- Exercise task
Your answer should be a single number: the count of lines containing "solid".
>> Start
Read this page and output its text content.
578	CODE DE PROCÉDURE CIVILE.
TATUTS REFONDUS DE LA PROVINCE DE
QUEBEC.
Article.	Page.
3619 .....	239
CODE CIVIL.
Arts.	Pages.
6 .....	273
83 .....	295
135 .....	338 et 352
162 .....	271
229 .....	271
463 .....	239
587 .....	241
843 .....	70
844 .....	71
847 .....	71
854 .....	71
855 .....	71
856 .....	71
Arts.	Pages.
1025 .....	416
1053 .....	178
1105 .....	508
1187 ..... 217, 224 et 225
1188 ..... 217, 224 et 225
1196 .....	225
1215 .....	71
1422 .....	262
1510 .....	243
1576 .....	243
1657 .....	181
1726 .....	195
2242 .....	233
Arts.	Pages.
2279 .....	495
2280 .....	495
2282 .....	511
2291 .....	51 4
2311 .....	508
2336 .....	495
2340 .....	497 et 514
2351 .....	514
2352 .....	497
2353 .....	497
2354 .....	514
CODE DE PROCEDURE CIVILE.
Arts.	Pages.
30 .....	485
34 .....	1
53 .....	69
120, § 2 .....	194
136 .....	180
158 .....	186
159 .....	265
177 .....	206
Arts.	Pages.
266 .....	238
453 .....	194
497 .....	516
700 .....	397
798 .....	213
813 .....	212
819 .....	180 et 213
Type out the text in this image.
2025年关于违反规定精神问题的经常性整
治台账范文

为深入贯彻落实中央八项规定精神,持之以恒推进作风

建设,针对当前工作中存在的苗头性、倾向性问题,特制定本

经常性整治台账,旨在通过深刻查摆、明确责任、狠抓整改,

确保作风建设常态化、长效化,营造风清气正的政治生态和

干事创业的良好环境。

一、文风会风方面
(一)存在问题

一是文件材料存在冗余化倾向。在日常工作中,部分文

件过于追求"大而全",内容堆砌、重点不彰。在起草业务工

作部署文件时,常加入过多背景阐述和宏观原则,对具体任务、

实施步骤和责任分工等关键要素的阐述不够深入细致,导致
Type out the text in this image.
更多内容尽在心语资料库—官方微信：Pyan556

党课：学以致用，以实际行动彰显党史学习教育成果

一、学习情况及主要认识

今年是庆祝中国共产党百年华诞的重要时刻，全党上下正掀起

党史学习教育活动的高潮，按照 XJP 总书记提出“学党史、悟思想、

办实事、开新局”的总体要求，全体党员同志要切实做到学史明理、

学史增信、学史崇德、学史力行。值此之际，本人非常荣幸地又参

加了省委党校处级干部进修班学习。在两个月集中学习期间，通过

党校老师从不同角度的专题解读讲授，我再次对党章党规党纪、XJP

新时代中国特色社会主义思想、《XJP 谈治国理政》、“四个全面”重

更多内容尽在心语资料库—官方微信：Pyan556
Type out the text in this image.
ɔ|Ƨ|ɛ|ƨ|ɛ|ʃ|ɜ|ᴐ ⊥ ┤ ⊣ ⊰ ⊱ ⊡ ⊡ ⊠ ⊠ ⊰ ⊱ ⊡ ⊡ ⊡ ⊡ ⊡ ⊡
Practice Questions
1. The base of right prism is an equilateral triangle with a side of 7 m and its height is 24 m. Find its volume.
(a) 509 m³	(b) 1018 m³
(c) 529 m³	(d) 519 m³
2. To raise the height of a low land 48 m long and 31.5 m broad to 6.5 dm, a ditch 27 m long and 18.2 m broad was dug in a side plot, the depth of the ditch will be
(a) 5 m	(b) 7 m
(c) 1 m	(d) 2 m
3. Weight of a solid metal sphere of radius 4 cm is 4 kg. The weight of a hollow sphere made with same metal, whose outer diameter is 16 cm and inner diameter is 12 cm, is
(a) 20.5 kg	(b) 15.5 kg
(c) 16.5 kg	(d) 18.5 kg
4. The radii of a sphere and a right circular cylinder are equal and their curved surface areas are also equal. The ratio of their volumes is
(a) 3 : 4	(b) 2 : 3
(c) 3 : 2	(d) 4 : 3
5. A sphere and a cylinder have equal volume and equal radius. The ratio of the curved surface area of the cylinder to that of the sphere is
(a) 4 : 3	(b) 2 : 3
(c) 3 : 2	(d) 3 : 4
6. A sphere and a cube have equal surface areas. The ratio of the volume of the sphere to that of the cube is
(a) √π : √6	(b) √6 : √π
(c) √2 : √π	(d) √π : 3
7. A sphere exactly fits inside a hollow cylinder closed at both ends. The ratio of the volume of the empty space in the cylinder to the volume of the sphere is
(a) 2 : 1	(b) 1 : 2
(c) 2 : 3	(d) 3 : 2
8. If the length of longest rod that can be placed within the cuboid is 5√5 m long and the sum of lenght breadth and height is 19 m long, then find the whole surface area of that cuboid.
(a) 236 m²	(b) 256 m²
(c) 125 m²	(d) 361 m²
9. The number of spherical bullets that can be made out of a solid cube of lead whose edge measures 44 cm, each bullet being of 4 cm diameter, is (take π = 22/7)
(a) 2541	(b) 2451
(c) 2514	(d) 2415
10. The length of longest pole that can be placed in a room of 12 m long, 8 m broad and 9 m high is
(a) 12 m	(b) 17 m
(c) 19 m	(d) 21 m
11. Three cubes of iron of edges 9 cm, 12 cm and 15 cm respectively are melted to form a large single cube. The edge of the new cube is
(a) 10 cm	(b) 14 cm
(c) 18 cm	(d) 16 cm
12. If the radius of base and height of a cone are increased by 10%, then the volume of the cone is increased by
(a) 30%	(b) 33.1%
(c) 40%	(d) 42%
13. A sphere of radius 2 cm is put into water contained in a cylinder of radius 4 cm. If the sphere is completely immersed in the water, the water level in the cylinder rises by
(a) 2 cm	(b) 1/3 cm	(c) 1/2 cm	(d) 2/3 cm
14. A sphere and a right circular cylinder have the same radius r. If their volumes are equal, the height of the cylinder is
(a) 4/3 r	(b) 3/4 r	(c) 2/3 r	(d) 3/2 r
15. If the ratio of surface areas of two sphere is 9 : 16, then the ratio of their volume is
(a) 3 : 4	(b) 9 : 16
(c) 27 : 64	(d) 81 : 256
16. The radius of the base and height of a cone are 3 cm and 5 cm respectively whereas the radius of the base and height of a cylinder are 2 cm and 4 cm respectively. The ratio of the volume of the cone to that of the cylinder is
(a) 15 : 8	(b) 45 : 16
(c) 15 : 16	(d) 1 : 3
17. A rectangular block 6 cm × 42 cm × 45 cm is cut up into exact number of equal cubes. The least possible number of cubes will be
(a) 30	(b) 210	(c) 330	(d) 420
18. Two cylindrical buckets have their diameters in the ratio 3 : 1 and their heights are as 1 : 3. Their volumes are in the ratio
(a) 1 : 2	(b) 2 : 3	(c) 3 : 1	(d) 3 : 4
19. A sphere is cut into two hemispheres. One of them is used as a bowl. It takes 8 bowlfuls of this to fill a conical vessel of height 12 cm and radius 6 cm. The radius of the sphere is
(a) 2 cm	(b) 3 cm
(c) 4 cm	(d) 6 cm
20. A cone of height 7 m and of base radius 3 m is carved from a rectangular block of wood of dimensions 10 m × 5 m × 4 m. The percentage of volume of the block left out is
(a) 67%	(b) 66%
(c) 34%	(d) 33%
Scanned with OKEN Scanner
>> End
- Task result
2